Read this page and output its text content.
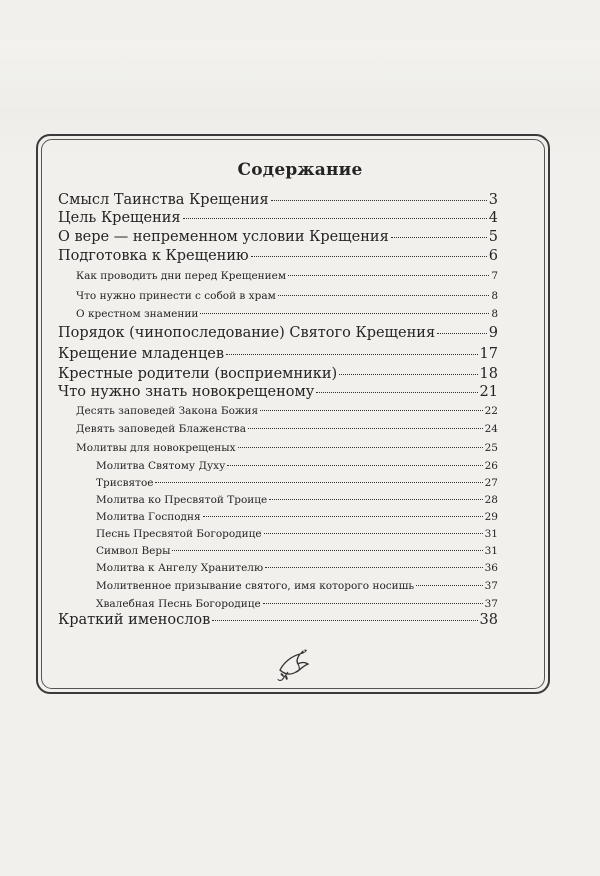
Содержание
Смысл Таинства Крещения	3
Цель Крещения	4
О вере — непременном условии Крещения	5
Подготовка к Крещению	6
Как проводить дни перед Крещением	7
Что нужно принести с собой в храм	8
О крестном знамении	8
Порядок (чинопоследование) Святого Крещения	9
Крещение младенцев	17
Крестные родители (восприемники)	18
Что нужно знать новокрещеному	21
Десять заповедей Закона Божия	22
Девять заповедей Блаженства	24
Молитвы для новокрещеных	25
Молитва Святому Духу	26
Трисвятое	27
Молитва ко Пресвятой Троице	28
Молитва Господня	29
Песнь Пресвятой Богородице	31
Символ Веры	31
Молитва к Ангелу Хранителю	36
Молитвенное призывание святого, имя которого носишь	37
Хвалебная Песнь Богородице	37
Краткий именослов	38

# [GOAL]
Pick each line holding the word "Молитва" out of the listing.

# [OUTPUT OF THE EXERCISE]
Молитва Святому Духу	26
Молитва ко Пресвятой Троице	28
Молитва Господня	29
Молитва к Ангелу Хранителю	36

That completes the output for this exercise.